* Start Dataset records *
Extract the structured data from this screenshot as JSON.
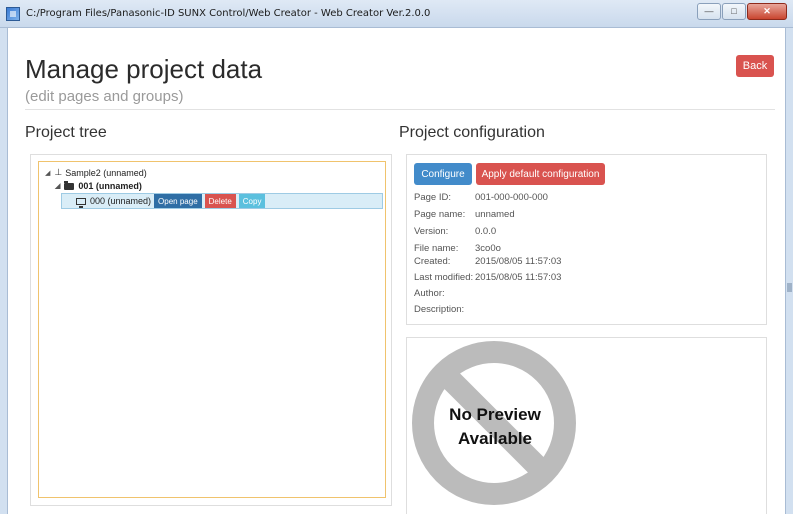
{
  "window": {
    "title": "C:/Program Files/Panasonic-ID SUNX Control/Web Creator - Web Creator Ver.2.0.0"
  },
  "header": {
    "title": "Manage project data",
    "subtitle": "(edit pages and groups)",
    "back_label": "Back"
  },
  "tree": {
    "section_title": "Project tree",
    "root_label": "Sample2 (unnamed)",
    "group_label": "001 (unnamed)",
    "page_label": "000 (unnamed)",
    "open_label": "Open page",
    "delete_label": "Delete",
    "copy_label": "Copy"
  },
  "config": {
    "section_title": "Project configuration",
    "configure_label": "Configure",
    "apply_label": "Apply default configuration",
    "rows": [
      {
        "key": "Page ID:",
        "value": "001-000-000-000"
      },
      {
        "key": "Page name:",
        "value": "unnamed"
      },
      {
        "key": "Version:",
        "value": "0.0.0"
      },
      {
        "key": "File name:",
        "value": "3co0o"
      },
      {
        "key": "Created:",
        "value": "2015/08/05 11:57:03"
      },
      {
        "key": "Last modified:",
        "value": "2015/08/05 11:57:03"
      },
      {
        "key": "Author:",
        "value": ""
      },
      {
        "key": "Description:",
        "value": ""
      }
    ]
  },
  "preview": {
    "line1": "No Preview",
    "line2": "Available"
  },
  "icons": {
    "root": "sitemap-icon",
    "group": "folder-icon",
    "page": "monitor-icon",
    "preview": "no-symbol-icon"
  },
  "colors": {
    "danger": "#d9534f",
    "primary": "#428bca",
    "info": "#5bc0de",
    "highlight_border": "#f0c36d"
  }
}
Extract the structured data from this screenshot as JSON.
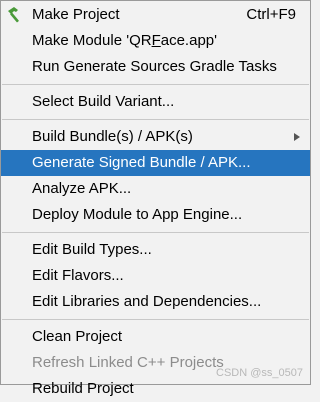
{
  "menu": {
    "groups": [
      {
        "items": [
          {
            "label_pre": "Make Project",
            "shortcut": "Ctrl+F9",
            "icon": "hammer-icon"
          },
          {
            "label_pre": "Make Module 'QR",
            "label_u": "F",
            "label_post": "ace.app'"
          },
          {
            "label_pre": "Run Generate Sources Gradle Tasks"
          }
        ]
      },
      {
        "items": [
          {
            "label_pre": "Select Build Variant..."
          }
        ]
      },
      {
        "items": [
          {
            "label_pre": "Build Bundle(s) / APK(s)",
            "has_submenu": true
          },
          {
            "label_pre": "Generate Signed Bundle / APK...",
            "selected": true
          },
          {
            "label_pre": "Analyze APK..."
          },
          {
            "label_pre": "Deploy Module to App Engine..."
          }
        ]
      },
      {
        "items": [
          {
            "label_pre": "Edit Build Types..."
          },
          {
            "label_pre": "Edit Flavors..."
          },
          {
            "label_pre": "Edit Libraries and Dependencies..."
          }
        ]
      },
      {
        "items": [
          {
            "label_pre": "Clean Project"
          },
          {
            "label_pre": "Refresh Linked C++ Projects",
            "disabled": true
          },
          {
            "label_pre": "Rebuild Project"
          }
        ]
      }
    ]
  },
  "colors": {
    "selection": "#2675bf",
    "hammer_icon": "#4a9a3a"
  },
  "watermark": "CSDN @ss_0507"
}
* End Dataset records *
Your goal ->
From the entries above, list each line with "Generate" in it.

Right answer ->
            "label_pre": "Run Generate Sources Gradle Tasks"
            "label_pre": "Generate Signed Bundle / APK...",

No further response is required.